→ TASK STATEMENT
Transcribe the material below exactly as it appears.

→ GIVEN DATA
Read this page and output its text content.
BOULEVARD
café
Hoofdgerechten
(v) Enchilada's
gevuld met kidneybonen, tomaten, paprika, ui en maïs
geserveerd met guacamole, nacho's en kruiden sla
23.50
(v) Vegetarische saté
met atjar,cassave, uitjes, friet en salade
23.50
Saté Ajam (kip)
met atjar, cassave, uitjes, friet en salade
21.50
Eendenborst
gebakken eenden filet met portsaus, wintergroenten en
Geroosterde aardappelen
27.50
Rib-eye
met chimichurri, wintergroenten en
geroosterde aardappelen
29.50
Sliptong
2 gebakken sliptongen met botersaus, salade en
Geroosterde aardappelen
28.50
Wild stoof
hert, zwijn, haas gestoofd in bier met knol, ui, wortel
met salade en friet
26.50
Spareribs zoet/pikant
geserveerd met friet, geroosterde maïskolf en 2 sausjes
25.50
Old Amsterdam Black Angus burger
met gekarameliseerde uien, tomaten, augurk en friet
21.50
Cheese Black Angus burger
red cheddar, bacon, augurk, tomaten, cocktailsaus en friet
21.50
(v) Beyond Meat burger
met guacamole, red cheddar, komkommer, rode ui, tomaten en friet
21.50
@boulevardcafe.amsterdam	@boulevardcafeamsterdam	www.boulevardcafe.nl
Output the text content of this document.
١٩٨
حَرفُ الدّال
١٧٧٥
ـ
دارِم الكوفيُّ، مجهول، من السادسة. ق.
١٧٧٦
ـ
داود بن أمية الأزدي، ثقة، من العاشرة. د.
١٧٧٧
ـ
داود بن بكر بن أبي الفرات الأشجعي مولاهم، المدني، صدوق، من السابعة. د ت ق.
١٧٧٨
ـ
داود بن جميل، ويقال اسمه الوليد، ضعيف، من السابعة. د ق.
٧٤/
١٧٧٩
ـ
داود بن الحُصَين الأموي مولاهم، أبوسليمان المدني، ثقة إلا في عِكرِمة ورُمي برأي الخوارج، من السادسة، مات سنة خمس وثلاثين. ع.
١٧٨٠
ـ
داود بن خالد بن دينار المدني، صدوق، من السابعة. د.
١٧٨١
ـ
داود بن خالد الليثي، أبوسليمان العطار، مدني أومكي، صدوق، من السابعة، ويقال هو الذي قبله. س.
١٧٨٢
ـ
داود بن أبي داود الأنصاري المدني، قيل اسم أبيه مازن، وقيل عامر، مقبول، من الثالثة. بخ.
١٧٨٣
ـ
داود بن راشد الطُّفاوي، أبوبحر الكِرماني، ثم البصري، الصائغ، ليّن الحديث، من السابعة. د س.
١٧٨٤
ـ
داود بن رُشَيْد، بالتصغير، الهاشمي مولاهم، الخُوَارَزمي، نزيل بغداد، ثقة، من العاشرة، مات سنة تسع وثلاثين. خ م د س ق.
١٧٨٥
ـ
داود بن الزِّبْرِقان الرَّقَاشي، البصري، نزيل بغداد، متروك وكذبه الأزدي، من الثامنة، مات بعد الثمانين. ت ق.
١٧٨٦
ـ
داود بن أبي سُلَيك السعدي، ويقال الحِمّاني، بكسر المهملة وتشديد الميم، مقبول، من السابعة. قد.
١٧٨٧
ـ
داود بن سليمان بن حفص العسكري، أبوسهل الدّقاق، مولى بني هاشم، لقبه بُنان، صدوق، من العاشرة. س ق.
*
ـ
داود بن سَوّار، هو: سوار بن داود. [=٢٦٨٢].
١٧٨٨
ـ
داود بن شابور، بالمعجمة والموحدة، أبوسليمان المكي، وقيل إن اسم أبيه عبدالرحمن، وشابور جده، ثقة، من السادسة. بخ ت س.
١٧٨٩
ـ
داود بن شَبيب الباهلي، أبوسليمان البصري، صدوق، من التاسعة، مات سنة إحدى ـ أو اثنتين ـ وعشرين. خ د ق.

→ RESULT
Read this page and output its text content.
BOULEVARD
café
Hoofdgerechten
(v) Enchilada's
gevuld met kidneybonen, tomaten, paprika, ui en maïs
geserveerd met guacamole, nacho's en kruiden sla
23.50
(v) Vegetarische saté
met atjar,cassave, uitjes, friet en salade
23.50
Saté Ajam (kip)
met atjar, cassave, uitjes, friet en salade
21.50
Eendenborst
gebakken eenden filet met portsaus, wintergroenten en
Geroosterde aardappelen
27.50
Rib-eye
met chimichurri, wintergroenten en
geroosterde aardappelen
29.50
Sliptong
2 gebakken sliptongen met botersaus, salade en
Geroosterde aardappelen
28.50
Wild stoof
hert, zwijn, haas gestoofd in bier met knol, ui, wortel
met salade en friet
26.50
Spareribs zoet/pikant
geserveerd met friet, geroosterde maïskolf en 2 sausjes
25.50
Old Amsterdam Black Angus burger
met gekarameliseerde uien, tomaten, augurk en friet
21.50
Cheese Black Angus burger
red cheddar, bacon, augurk, tomaten, cocktailsaus en friet
21.50
(v) Beyond Meat burger
met guacamole, red cheddar, komkommer, rode ui, tomaten en friet
21.50
@boulevardcafe.amsterdam	@boulevardcafeamsterdam	www.boulevardcafe.nl
Output the text content of this document.
١٩٨
حَرفُ الدّال
١٧٧٥
ـ
دارِم الكوفيُّ، مجهول، من السادسة. ق.
١٧٧٦
ـ
داود بن أمية الأزدي، ثقة، من العاشرة. د.
١٧٧٧
ـ
داود بن بكر بن أبي الفرات الأشجعي مولاهم، المدني، صدوق، من السابعة. د ت ق.
١٧٧٨
ـ
داود بن جميل، ويقال اسمه الوليد، ضعيف، من السابعة. د ق.
٧٤/
١٧٧٩
ـ
داود بن الحُصَين الأموي مولاهم، أبوسليمان المدني، ثقة إلا في عِكرِمة ورُمي برأي الخوارج، من السادسة، مات سنة خمس وثلاثين. ع.
١٧٨٠
ـ
داود بن خالد بن دينار المدني، صدوق، من السابعة. د.
١٧٨١
ـ
داود بن خالد الليثي، أبوسليمان العطار، مدني أومكي، صدوق، من السابعة، ويقال هو الذي قبله. س.
١٧٨٢
ـ
داود بن أبي داود الأنصاري المدني، قيل اسم أبيه مازن، وقيل عامر، مقبول، من الثالثة. بخ.
١٧٨٣
ـ
داود بن راشد الطُّفاوي، أبوبحر الكِرماني، ثم البصري، الصائغ، ليّن الحديث، من السابعة. د س.
١٧٨٤
ـ
داود بن رُشَيْد، بالتصغير، الهاشمي مولاهم، الخُوَارَزمي، نزيل بغداد، ثقة، من العاشرة، مات سنة تسع وثلاثين. خ م د س ق.
١٧٨٥
ـ
داود بن الزِّبْرِقان الرَّقَاشي، البصري، نزيل بغداد، متروك وكذبه الأزدي، من الثامنة، مات بعد الثمانين. ت ق.
١٧٨٦
ـ
داود بن أبي سُلَيك السعدي، ويقال الحِمّاني، بكسر المهملة وتشديد الميم، مقبول، من السابعة. قد.
١٧٨٧
ـ
داود بن سليمان بن حفص العسكري، أبوسهل الدّقاق، مولى بني هاشم، لقبه بُنان، صدوق، من العاشرة. س ق.
*
ـ
داود بن سَوّار، هو: سوار بن داود. [=٢٦٨٢].
١٧٨٨
ـ
داود بن شابور، بالمعجمة والموحدة، أبوسليمان المكي، وقيل إن اسم أبيه عبدالرحمن، وشابور جده، ثقة، من السادسة. بخ ت س.
١٧٨٩
ـ
داود بن شَبيب الباهلي، أبوسليمان البصري، صدوق، من التاسعة، مات سنة إحدى ـ أو اثنتين ـ وعشرين. خ د ق.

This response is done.